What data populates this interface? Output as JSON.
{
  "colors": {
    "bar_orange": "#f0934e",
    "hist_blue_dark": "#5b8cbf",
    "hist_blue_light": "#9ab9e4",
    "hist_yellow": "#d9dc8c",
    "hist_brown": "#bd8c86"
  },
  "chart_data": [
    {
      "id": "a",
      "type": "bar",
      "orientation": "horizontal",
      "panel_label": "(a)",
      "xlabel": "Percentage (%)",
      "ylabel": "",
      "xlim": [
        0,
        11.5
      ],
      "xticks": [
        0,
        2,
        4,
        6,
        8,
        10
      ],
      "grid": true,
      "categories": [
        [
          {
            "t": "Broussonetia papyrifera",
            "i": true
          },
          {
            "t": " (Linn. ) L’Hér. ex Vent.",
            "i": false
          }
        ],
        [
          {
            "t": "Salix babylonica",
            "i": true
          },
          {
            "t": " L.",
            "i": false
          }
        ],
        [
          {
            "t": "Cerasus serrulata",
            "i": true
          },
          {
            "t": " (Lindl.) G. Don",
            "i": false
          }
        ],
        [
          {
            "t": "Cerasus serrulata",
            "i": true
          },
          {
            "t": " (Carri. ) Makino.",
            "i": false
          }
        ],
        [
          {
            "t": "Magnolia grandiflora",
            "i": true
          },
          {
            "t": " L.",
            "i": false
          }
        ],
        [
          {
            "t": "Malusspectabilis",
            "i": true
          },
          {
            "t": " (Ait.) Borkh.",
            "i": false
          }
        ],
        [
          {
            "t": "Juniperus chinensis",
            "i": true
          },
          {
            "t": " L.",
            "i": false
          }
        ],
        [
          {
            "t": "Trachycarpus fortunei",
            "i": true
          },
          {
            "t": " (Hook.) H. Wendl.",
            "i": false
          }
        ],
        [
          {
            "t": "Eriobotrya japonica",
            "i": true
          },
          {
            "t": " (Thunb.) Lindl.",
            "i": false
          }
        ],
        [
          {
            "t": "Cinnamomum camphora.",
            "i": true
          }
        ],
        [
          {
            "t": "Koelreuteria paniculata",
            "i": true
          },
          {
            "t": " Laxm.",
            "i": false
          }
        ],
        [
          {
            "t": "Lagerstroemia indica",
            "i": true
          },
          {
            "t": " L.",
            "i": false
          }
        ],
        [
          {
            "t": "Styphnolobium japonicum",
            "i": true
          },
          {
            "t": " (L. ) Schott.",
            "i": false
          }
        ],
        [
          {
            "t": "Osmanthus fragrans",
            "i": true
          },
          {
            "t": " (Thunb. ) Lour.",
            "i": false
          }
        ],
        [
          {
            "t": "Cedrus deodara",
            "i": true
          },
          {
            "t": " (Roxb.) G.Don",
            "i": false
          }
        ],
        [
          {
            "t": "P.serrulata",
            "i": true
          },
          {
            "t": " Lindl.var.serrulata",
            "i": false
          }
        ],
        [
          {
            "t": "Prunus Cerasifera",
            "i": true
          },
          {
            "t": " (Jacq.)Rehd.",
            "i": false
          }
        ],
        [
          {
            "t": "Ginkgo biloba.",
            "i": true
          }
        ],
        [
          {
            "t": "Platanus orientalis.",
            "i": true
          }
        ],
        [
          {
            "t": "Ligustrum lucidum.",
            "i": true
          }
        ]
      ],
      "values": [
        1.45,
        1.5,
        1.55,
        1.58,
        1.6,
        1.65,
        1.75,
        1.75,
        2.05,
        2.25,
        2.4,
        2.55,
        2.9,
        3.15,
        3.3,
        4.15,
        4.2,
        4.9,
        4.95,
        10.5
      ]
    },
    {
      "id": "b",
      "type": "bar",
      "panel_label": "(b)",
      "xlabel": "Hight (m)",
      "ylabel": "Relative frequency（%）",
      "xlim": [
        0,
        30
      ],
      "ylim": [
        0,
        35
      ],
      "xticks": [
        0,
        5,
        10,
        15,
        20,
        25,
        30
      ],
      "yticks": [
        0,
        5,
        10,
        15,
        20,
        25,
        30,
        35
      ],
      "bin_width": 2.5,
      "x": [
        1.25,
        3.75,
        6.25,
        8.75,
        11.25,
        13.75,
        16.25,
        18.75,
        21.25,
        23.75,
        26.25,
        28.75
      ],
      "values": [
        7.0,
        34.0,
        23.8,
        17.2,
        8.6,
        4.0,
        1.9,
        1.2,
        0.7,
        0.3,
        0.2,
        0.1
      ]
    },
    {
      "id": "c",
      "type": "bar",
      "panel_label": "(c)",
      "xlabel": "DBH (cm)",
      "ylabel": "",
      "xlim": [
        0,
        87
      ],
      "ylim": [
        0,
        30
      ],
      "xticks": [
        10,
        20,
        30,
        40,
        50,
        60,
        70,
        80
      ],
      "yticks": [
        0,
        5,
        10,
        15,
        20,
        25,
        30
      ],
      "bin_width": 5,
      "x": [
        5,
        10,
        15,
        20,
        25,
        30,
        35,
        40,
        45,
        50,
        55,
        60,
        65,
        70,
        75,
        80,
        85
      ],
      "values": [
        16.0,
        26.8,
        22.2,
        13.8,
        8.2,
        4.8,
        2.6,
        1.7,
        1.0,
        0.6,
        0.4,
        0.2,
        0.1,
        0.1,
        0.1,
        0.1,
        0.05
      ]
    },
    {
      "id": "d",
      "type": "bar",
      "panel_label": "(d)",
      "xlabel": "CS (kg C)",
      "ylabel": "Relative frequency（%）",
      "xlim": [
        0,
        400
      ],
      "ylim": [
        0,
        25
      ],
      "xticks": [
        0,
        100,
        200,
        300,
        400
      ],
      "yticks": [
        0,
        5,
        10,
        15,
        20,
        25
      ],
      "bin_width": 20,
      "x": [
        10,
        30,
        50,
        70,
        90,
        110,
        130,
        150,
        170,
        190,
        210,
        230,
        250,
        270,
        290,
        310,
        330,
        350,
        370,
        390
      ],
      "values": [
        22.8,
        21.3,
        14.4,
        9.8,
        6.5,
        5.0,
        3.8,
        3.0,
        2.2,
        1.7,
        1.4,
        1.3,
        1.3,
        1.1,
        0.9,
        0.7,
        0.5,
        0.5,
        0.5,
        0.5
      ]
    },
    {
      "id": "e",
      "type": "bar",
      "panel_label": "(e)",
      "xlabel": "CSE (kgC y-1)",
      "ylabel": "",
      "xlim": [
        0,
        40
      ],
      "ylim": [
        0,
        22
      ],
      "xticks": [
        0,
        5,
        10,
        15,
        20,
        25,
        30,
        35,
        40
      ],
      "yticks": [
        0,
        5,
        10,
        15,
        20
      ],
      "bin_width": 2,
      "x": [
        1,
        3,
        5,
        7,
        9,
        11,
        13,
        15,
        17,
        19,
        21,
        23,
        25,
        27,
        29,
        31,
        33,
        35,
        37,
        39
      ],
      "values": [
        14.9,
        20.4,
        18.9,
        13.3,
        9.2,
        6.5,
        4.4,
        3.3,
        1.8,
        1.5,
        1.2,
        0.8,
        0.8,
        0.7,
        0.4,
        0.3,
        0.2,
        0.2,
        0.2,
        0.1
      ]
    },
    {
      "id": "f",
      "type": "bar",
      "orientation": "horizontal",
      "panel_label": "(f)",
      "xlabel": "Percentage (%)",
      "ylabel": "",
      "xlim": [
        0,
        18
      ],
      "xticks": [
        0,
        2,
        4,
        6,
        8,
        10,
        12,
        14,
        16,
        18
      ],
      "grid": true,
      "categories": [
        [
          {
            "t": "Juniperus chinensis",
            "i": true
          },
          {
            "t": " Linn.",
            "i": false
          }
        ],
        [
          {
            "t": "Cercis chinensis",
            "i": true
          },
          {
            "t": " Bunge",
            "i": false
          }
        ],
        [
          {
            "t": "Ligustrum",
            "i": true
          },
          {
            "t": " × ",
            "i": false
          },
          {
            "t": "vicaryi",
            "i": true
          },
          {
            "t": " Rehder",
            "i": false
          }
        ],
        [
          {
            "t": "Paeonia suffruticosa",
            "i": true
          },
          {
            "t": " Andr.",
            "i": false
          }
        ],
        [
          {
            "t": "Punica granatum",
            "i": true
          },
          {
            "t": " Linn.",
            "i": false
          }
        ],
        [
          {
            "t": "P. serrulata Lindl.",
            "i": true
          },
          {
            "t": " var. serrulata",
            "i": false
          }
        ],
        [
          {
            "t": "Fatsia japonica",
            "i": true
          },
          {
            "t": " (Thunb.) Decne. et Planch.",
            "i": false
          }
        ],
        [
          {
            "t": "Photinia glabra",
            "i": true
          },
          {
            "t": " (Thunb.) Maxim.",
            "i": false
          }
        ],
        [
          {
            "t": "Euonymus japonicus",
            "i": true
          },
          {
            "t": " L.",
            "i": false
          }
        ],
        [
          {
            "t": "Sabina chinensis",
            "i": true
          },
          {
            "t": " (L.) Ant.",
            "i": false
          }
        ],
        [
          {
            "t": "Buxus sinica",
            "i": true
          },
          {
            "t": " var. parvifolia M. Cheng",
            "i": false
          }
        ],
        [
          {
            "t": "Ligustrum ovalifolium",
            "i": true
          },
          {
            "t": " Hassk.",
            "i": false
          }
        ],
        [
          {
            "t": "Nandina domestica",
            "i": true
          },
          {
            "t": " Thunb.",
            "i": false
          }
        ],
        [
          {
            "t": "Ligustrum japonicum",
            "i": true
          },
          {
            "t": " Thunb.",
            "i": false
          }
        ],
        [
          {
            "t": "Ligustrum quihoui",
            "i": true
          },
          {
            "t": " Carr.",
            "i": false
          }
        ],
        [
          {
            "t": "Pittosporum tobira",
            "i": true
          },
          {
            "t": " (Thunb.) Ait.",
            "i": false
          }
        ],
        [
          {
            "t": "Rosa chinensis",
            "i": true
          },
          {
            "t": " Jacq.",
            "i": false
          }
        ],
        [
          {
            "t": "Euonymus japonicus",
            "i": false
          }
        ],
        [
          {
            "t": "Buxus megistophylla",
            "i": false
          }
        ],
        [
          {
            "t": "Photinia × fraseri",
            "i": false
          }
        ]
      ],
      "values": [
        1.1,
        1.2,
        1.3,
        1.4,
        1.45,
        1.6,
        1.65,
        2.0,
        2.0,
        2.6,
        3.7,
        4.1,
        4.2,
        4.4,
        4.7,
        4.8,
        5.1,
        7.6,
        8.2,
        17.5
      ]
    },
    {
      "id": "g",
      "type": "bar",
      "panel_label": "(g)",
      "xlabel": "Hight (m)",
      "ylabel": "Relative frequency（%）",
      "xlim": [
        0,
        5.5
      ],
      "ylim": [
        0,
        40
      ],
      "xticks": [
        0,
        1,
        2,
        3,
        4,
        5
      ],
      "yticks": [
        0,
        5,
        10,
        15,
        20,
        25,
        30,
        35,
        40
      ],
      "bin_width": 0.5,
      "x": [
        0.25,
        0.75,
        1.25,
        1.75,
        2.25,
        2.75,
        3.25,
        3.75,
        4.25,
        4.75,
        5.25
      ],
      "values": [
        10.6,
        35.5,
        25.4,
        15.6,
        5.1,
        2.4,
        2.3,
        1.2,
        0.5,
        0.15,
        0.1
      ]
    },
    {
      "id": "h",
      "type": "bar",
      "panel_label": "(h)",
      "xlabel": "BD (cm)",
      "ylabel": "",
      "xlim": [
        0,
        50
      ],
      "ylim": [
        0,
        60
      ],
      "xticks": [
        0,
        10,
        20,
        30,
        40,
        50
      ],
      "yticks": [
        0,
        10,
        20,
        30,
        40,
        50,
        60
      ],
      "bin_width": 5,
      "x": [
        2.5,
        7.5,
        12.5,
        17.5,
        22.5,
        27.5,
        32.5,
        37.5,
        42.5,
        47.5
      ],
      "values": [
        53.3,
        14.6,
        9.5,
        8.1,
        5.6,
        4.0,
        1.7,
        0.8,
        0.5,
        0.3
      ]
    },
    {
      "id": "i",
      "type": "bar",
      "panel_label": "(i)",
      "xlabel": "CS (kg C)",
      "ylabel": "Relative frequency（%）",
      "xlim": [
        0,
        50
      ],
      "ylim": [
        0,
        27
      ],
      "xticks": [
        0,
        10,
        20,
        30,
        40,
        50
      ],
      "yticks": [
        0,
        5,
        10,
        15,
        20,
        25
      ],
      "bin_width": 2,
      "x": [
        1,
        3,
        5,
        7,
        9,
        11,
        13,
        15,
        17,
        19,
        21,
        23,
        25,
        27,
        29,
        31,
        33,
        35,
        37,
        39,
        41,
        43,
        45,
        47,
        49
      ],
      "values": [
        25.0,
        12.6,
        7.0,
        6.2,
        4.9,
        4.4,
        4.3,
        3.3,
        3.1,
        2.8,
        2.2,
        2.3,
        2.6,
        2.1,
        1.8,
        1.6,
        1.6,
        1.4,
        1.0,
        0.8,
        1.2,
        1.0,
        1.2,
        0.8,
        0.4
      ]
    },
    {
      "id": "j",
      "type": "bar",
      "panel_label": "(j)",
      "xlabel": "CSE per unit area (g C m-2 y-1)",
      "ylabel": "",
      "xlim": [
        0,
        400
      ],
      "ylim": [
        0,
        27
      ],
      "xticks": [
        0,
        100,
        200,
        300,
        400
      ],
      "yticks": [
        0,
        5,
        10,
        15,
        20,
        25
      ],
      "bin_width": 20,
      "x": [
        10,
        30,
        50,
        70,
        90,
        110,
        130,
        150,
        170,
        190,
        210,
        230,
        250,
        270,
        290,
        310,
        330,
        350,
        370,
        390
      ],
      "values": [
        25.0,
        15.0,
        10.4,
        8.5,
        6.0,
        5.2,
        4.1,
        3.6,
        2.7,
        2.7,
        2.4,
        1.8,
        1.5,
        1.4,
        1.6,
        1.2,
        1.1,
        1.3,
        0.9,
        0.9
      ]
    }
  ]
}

— TASK DIRECTIONS —
Report only how many lines in the entries contain "serrulata".

— EXERCISE RESULT —
6